Tally the lines below that contain "document". The number is the whole answer.

— BEGIN Data to process —

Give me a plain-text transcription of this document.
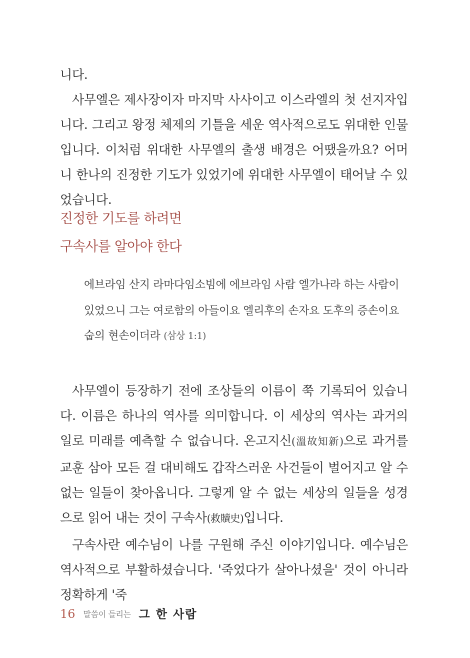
니다.

사무엘은 제사장이자 마지막 사사이고 이스라엘의 첫 선지자입니다. 그리고 왕정 체제의 기틀을 세운 역사적으로도 위대한 인물입니다. 이처럼 위대한 사무엘의 출생 배경은 어땠을까요? 어머니 한나의 진정한 기도가 있었기에 위대한 사무엘이 태어날 수 있었습니다.

진정한 기도를 하려면
구속사를 알아야 한다
에브라임 산지 라마다임소빔에 에브라임 사람 엘가나라 하는 사람이 있었으니 그는 여로함의 아들이요 엘리후의 손자요 도후의 증손이요 숩의 현손이더라 (삼상 1:1)

사무엘이 등장하기 전에 조상들의 이름이 쭉 기록되어 있습니다. 이름은 하나의 역사를 의미합니다. 이 세상의 역사는 과거의 일로 미래를 예측할 수 없습니다. 온고지신(溫故知新)으로 과거를 교훈 삼아 모든 걸 대비해도 갑작스러운 사건들이 벌어지고 알 수 없는 일들이 찾아옵니다. 그렇게 알 수 없는 세상의 일들을 성경으로 읽어 내는 것이 구속사(救贖史)입니다.

구속사란 예수님이 나를 구원해 주신 이야기입니다. 예수님은 역사적으로 부활하셨습니다. '죽었다가 살아나셨을' 것이 아니라 정확하게 '죽

16 말씀이 들리는 그 한 사람
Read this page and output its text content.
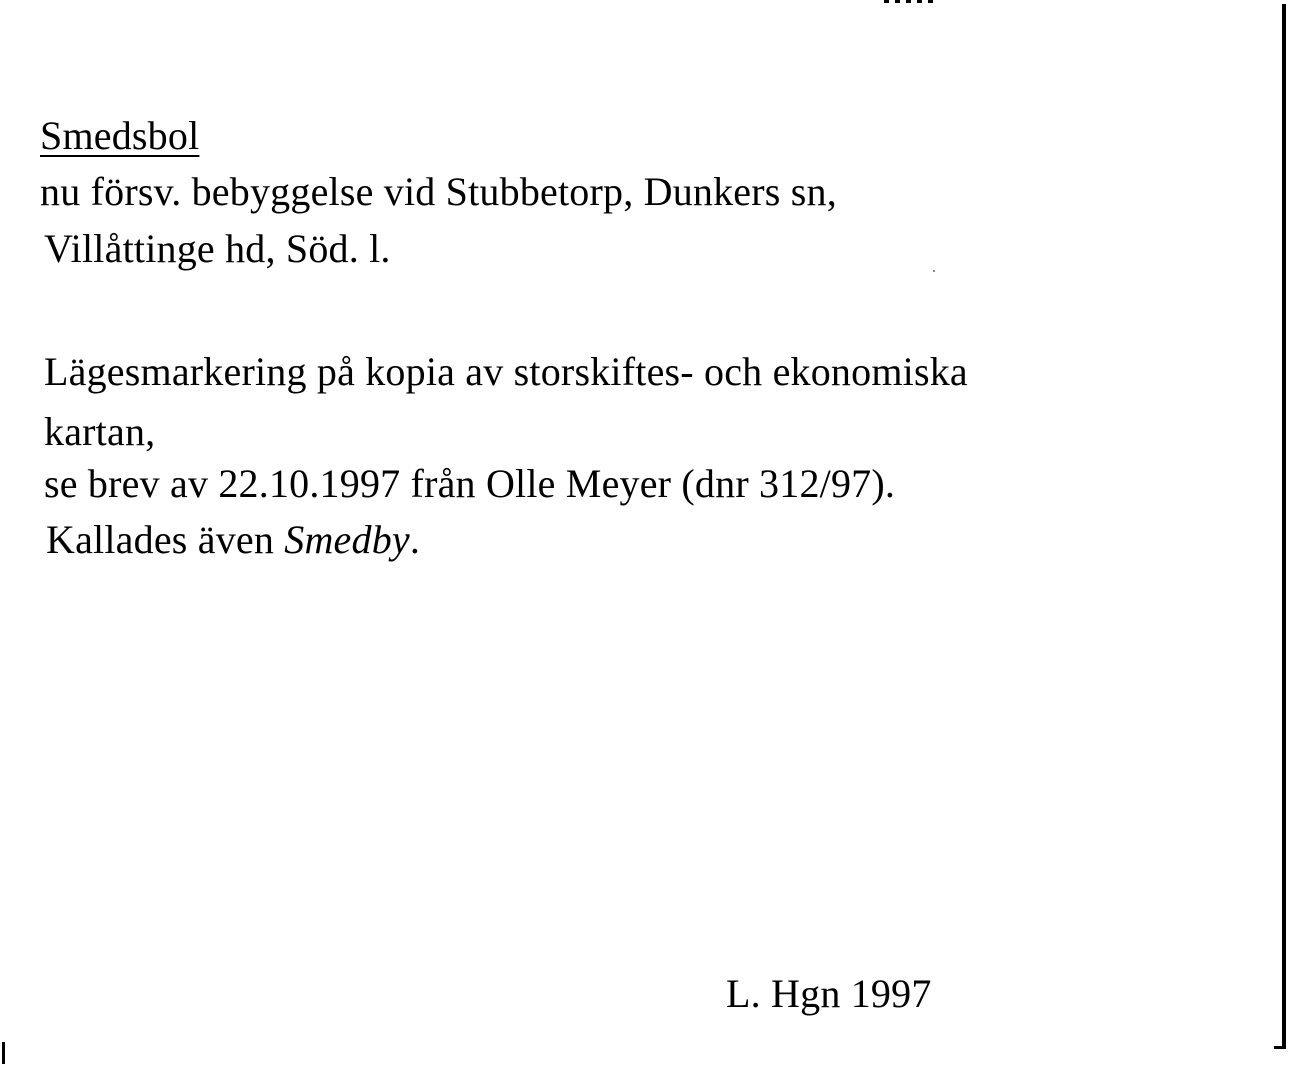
Smedsbol
nu försv. bebyggelse vid Stubbetorp, Dunkers sn,
Villåttinge hd, Söd. l.
Lägesmarkering på kopia av storskiftes- och ekonomiska
kartan,
se brev av 22.10.1997 från Olle Meyer (dnr 312/97).
Kallades även Smedby.
L. Hgn 1997
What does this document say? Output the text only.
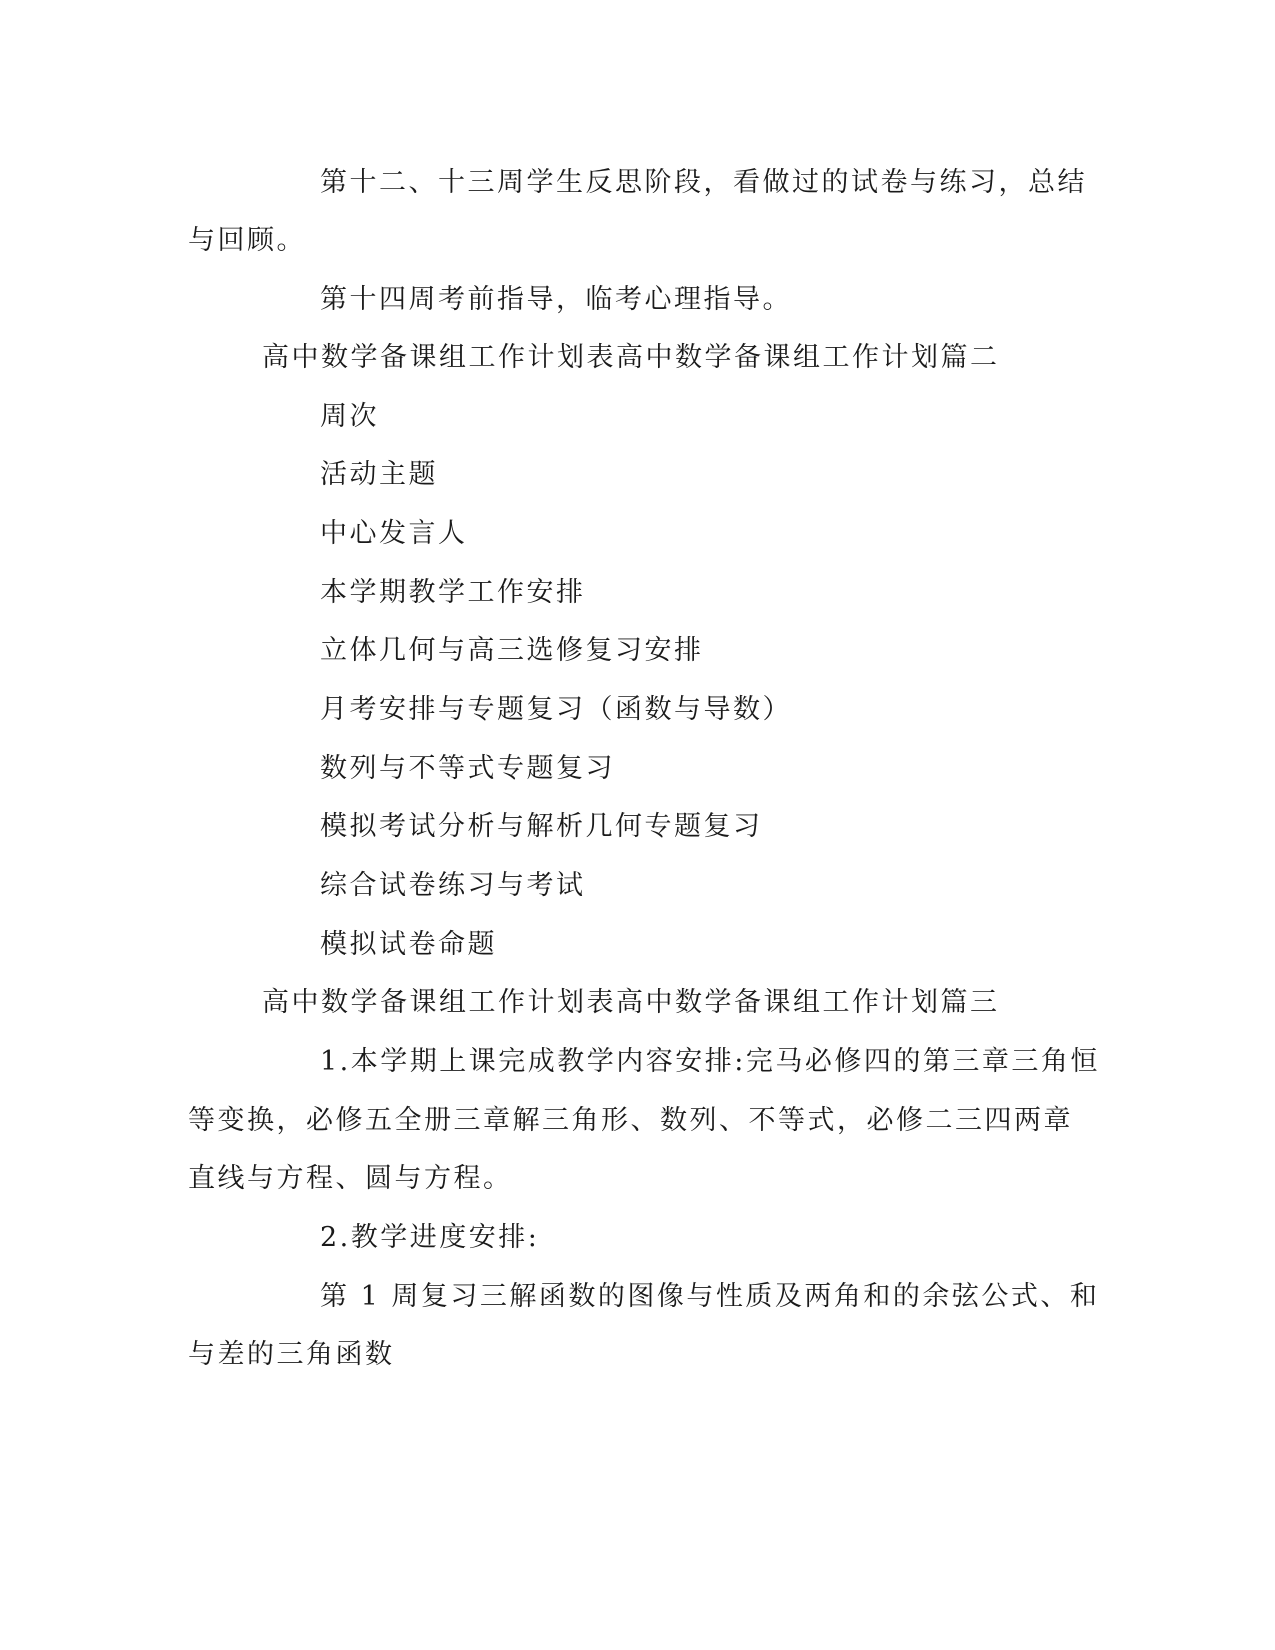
第十二、十三周学生反思阶段，看做过的试卷与练习，总结
与回顾。
第十四周考前指导，临考心理指导。
高中数学备课组工作计划表高中数学备课组工作计划篇二
周次
活动主题
中心发言人
本学期教学工作安排
立体几何与高三选修复习安排
月考安排与专题复习（函数与导数）
数列与不等式专题复习
模拟考试分析与解析几何专题复习
综合试卷练习与考试
模拟试卷命题
高中数学备课组工作计划表高中数学备课组工作计划篇三
1.本学期上课完成教学内容安排:完马必修四的第三章三角恒
等变换，必修五全册三章解三角形、数列、不等式，必修二三四两章
直线与方程、圆与方程。
2.教学进度安排:
第 1 周复习三解函数的图像与性质及两角和的余弦公式、和
与差的三角函数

— END Data to process —

Written reply
2